* DATA TO USE
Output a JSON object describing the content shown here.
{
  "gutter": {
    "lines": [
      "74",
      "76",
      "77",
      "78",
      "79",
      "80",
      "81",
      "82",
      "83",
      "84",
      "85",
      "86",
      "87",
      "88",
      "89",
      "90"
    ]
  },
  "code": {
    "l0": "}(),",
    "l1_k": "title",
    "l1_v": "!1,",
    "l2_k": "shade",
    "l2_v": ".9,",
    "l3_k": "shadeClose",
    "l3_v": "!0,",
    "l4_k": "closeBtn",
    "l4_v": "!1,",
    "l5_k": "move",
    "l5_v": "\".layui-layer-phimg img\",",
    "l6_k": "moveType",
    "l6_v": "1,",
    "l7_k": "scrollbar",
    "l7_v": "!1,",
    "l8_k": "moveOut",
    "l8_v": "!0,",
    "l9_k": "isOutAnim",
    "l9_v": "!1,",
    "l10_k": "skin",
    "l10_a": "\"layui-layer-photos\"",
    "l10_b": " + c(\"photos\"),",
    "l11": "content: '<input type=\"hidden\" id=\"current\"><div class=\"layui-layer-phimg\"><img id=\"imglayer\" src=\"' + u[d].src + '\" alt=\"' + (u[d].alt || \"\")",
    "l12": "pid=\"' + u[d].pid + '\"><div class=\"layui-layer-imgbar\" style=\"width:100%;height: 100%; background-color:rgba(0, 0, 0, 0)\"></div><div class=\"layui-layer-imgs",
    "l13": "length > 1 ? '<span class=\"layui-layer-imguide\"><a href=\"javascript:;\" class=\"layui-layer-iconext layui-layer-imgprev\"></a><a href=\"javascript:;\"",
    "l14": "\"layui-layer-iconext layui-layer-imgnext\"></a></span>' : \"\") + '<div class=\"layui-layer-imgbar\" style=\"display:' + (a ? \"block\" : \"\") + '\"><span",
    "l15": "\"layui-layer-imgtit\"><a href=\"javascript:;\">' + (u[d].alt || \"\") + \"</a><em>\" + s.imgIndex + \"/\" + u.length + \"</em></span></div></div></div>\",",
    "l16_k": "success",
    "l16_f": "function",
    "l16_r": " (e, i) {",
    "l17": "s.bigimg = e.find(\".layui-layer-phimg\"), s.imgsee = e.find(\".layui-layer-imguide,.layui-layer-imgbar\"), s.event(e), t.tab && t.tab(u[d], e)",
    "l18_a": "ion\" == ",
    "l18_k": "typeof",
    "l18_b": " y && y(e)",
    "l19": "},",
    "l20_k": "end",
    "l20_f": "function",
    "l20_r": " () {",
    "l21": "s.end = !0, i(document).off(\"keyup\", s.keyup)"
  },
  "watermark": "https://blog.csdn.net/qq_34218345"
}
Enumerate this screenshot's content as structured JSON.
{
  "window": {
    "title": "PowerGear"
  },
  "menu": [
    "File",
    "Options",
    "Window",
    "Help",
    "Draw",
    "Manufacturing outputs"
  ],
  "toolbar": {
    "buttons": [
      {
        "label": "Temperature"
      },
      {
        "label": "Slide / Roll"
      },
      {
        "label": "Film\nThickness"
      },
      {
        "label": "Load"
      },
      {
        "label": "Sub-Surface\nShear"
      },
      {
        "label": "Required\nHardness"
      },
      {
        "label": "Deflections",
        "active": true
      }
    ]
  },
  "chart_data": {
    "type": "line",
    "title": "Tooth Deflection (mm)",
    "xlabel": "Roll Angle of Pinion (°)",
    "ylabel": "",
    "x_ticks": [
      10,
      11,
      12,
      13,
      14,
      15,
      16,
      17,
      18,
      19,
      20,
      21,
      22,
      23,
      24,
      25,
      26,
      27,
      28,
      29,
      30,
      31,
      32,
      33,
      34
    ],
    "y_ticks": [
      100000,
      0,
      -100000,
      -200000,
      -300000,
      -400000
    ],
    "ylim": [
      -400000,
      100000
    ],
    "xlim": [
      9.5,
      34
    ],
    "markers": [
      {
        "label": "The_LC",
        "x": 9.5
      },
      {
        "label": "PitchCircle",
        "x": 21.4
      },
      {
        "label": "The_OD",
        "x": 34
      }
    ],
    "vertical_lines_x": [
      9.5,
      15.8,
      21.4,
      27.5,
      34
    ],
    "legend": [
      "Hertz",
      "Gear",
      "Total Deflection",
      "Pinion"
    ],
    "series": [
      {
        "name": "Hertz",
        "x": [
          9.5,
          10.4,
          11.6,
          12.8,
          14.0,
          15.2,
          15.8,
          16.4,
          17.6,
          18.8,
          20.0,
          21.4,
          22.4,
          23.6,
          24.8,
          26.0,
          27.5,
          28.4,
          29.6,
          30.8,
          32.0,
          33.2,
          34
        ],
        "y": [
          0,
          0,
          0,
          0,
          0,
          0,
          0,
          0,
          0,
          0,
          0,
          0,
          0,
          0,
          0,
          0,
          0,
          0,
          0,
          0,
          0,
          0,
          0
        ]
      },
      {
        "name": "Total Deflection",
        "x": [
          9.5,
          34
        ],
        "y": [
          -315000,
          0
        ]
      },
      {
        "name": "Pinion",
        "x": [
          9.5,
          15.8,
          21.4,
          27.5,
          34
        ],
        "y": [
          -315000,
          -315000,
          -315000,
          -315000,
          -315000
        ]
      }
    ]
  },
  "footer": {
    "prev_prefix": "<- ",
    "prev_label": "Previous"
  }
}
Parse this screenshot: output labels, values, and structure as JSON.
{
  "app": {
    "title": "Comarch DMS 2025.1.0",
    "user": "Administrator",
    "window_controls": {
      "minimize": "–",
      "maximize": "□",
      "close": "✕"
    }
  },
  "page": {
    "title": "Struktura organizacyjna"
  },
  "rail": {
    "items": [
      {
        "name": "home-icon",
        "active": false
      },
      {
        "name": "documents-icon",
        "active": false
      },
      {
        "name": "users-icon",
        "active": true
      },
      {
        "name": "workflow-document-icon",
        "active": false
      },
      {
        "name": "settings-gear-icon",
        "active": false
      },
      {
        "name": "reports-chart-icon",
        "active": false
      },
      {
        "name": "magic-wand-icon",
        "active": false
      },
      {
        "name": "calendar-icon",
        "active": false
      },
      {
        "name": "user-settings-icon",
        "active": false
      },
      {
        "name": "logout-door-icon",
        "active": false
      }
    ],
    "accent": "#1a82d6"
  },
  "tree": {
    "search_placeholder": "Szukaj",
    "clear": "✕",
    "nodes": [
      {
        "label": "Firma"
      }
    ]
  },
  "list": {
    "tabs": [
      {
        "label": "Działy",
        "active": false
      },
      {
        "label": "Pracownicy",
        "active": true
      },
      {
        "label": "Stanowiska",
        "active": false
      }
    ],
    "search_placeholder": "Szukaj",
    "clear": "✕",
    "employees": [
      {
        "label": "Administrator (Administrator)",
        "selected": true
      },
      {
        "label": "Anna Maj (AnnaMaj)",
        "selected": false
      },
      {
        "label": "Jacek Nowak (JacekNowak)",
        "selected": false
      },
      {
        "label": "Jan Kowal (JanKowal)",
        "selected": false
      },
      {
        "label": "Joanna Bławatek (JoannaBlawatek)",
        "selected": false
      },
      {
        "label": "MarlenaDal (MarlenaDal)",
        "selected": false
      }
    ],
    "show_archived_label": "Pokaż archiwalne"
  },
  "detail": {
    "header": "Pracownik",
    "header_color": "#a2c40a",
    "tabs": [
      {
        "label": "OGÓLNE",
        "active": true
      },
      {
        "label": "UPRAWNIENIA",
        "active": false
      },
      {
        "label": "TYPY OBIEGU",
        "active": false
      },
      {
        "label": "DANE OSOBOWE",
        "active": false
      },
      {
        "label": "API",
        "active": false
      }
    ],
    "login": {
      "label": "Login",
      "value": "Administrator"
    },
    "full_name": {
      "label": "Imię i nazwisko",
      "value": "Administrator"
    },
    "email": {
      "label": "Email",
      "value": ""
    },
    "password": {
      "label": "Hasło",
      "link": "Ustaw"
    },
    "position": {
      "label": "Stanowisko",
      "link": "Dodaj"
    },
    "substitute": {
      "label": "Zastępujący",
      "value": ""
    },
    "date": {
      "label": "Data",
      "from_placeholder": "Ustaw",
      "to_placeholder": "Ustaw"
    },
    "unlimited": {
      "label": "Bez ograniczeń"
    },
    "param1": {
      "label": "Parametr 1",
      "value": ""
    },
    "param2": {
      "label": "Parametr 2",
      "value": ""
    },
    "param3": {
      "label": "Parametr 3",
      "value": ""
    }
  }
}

* WORK TO COMPLETE
Show every line from the listing above in which the string "screenshot" appears.

* ANSWER TO THIS TASK
Enumerate this screenshot's content as structured JSON.
Parse this screenshot: output labels, values, and structure as JSON.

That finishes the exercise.